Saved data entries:
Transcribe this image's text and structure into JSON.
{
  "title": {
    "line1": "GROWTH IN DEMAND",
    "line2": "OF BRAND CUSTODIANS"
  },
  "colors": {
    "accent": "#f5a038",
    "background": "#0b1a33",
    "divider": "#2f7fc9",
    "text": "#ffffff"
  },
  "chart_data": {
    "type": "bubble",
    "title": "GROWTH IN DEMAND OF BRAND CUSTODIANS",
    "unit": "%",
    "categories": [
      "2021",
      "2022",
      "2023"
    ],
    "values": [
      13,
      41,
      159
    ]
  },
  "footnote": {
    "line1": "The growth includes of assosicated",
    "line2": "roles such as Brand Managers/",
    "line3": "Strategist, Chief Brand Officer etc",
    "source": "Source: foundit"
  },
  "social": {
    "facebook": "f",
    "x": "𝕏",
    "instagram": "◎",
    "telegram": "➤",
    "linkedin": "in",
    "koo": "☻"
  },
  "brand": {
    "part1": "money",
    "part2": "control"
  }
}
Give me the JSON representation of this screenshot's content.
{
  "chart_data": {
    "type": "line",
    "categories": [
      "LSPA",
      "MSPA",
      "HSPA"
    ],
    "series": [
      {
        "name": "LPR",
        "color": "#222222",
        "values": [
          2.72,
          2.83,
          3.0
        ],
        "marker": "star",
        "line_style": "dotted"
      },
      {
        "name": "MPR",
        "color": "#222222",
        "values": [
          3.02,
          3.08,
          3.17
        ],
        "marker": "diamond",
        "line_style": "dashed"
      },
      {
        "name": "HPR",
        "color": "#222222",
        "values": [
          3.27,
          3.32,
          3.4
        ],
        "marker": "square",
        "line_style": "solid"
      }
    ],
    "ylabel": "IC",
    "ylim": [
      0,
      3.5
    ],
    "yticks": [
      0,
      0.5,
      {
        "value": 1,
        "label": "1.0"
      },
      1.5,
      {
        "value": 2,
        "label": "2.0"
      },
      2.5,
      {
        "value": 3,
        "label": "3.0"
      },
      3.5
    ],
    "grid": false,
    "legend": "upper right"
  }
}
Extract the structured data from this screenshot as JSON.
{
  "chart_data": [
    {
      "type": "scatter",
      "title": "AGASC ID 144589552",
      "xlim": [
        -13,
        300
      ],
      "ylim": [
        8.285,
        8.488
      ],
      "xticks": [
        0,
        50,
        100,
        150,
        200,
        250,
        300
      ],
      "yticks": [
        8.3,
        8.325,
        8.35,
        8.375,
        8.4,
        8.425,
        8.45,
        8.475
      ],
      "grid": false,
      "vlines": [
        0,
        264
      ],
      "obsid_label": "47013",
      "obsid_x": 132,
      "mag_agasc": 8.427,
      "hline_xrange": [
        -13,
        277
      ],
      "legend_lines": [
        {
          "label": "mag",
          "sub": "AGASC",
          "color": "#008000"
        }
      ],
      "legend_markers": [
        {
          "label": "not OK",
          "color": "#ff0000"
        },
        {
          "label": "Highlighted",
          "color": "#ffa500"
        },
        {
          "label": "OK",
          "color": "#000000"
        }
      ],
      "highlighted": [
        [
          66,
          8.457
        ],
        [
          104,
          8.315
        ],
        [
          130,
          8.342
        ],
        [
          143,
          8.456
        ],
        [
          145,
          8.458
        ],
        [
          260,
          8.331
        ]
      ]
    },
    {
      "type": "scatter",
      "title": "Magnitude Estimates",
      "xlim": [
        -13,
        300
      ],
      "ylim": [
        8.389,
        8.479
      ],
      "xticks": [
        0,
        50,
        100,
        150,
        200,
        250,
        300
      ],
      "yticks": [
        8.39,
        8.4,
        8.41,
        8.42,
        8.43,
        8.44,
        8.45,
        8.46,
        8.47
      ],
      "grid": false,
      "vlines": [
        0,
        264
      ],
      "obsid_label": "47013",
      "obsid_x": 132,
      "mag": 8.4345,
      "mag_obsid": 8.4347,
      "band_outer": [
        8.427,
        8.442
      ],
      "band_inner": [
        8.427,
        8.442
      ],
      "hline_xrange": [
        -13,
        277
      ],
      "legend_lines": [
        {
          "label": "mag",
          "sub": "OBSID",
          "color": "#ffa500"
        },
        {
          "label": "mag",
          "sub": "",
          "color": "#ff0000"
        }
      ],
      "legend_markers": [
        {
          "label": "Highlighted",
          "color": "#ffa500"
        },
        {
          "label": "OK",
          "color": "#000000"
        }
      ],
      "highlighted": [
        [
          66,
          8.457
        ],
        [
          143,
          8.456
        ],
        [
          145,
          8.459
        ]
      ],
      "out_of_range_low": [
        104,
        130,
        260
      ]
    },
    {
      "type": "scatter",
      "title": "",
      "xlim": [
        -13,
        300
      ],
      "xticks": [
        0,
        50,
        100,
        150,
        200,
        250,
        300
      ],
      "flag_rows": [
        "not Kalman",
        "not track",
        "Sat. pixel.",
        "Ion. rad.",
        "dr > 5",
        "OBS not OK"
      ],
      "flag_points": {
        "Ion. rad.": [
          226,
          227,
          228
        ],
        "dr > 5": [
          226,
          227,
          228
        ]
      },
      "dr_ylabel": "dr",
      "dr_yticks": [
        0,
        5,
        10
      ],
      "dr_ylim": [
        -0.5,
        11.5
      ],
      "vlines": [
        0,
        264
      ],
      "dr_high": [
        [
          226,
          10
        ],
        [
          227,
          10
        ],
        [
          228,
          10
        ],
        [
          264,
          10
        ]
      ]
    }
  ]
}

▶ [Exercise aim] Copy all lines from the material that include "CUSTODIANS".

▶ [Written reply]
    "line2": "OF BRAND CUSTODIANS"
    "title": "GROWTH IN DEMAND OF BRAND CUSTODIANS",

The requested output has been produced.